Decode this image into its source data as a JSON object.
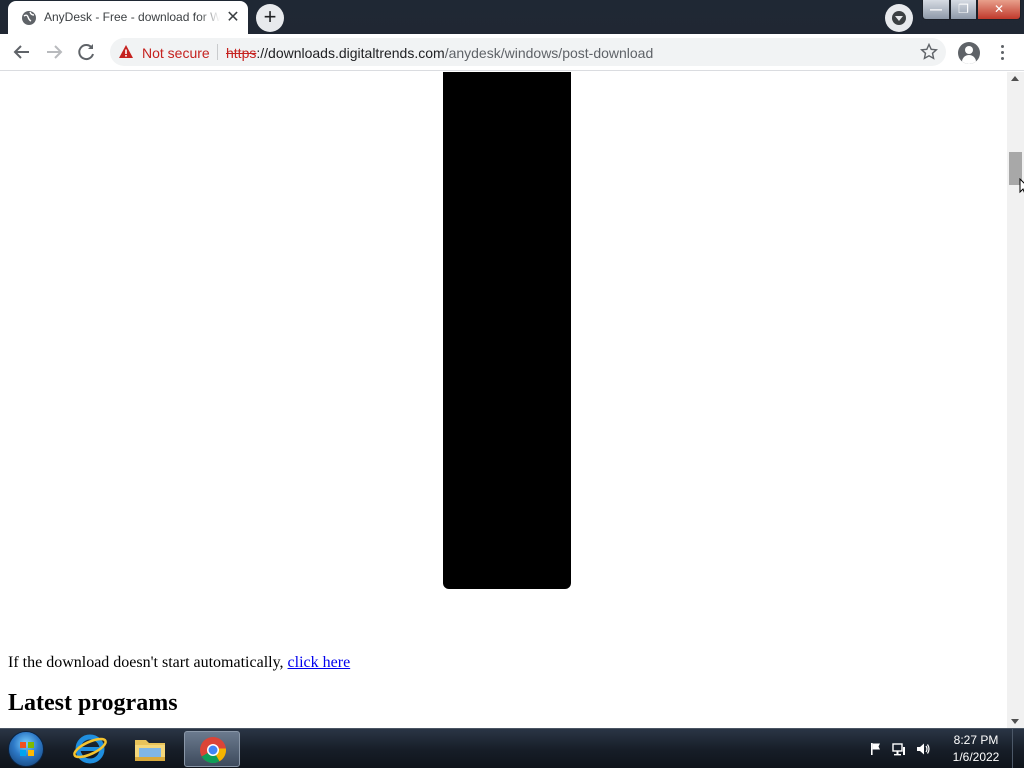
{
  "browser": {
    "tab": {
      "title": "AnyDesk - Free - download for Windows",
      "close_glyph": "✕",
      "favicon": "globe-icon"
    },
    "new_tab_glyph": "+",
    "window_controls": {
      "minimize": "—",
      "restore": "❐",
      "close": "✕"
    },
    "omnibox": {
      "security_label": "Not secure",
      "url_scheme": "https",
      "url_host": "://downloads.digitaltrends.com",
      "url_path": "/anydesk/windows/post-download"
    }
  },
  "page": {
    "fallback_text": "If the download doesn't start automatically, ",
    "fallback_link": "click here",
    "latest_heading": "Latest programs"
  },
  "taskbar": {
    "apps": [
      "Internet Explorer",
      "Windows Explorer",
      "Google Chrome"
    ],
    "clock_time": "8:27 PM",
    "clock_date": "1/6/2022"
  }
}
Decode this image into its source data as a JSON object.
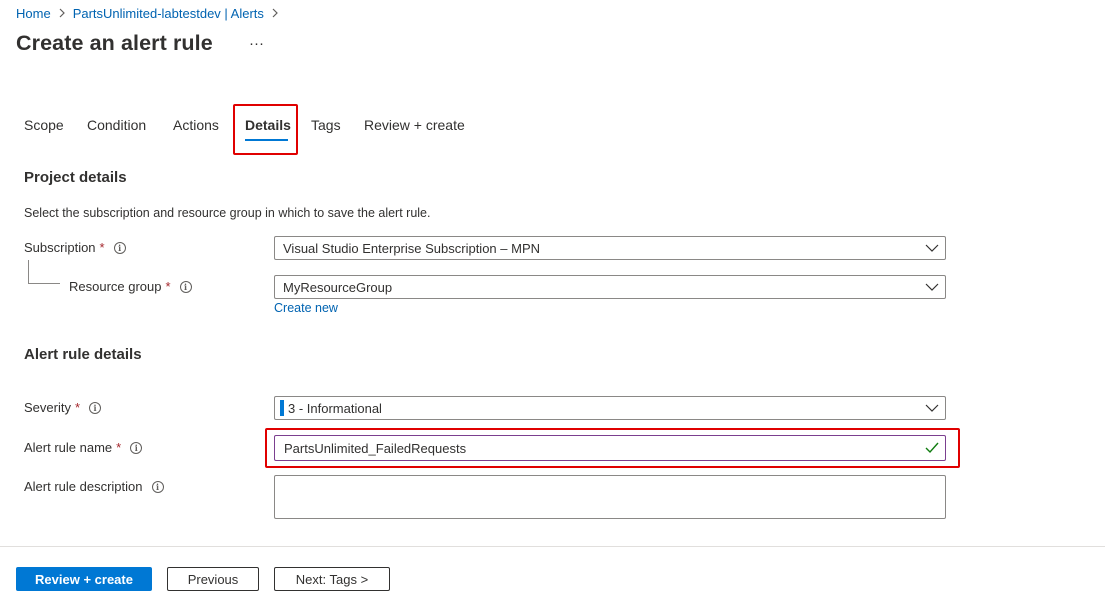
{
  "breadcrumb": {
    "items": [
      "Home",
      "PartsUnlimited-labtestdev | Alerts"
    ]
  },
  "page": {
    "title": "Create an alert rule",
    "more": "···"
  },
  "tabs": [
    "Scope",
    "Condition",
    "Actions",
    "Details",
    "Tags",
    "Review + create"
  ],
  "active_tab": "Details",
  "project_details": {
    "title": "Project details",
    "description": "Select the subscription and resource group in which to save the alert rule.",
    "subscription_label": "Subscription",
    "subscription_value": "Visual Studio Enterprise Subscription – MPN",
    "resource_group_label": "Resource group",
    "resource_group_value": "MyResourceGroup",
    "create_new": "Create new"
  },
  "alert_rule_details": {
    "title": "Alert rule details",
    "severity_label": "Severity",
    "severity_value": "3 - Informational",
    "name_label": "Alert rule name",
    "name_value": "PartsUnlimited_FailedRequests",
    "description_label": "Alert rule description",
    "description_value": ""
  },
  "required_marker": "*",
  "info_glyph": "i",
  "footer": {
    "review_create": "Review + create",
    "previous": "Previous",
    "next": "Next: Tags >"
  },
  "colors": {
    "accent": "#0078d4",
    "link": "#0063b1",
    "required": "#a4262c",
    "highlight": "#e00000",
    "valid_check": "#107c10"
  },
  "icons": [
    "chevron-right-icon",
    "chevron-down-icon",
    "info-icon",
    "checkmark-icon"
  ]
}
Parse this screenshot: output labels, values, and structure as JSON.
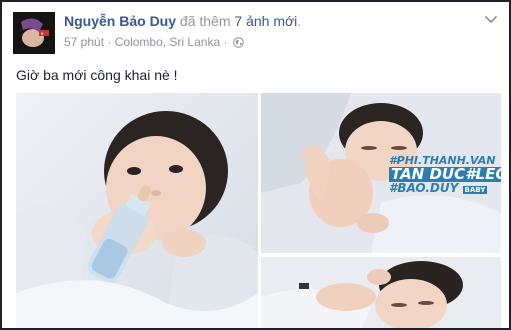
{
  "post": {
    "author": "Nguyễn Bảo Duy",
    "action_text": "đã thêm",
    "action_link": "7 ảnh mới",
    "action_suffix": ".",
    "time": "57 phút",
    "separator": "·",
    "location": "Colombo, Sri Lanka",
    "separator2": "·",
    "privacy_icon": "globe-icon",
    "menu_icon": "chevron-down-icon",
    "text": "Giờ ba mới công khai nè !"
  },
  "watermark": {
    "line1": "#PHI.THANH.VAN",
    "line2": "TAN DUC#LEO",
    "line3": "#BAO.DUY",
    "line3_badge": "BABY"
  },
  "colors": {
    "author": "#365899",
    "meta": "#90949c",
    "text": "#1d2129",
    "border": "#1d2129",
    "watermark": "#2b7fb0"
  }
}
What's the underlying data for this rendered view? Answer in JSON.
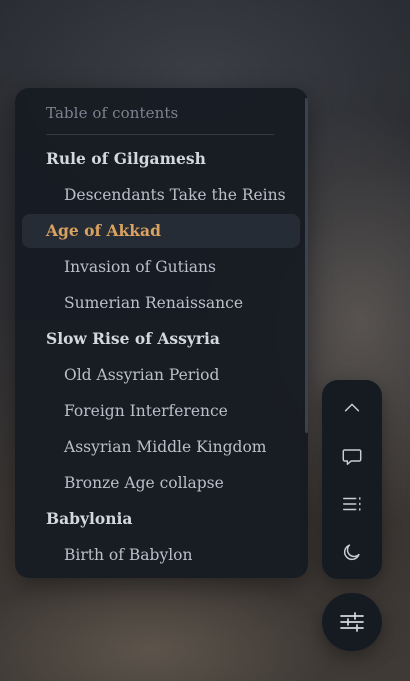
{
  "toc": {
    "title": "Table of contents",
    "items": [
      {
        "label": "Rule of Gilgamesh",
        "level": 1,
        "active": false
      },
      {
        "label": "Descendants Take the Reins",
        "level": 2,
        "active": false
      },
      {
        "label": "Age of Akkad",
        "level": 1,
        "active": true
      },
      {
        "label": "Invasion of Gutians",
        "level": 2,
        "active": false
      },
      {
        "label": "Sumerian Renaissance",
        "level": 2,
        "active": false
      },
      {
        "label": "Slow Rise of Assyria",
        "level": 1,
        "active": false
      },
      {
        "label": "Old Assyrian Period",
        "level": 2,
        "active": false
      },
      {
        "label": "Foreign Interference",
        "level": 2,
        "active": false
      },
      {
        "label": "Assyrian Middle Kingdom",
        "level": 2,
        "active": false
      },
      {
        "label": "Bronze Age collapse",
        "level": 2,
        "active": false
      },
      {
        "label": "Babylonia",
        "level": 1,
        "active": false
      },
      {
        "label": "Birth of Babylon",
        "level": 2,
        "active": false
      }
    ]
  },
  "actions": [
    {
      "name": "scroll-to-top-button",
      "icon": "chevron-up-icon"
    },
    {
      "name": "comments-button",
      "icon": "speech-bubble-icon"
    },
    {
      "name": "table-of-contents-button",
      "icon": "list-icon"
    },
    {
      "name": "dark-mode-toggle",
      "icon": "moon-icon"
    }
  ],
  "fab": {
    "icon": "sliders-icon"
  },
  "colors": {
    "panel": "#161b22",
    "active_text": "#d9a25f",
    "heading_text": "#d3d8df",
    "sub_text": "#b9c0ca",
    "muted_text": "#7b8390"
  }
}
::::
Your task: Select the lines that carry the string "button" and copy them.

Exercise response:
      "name": "scroll-to-top-button",
      "name": "comments-button",
      "name": "table-of-contents-button",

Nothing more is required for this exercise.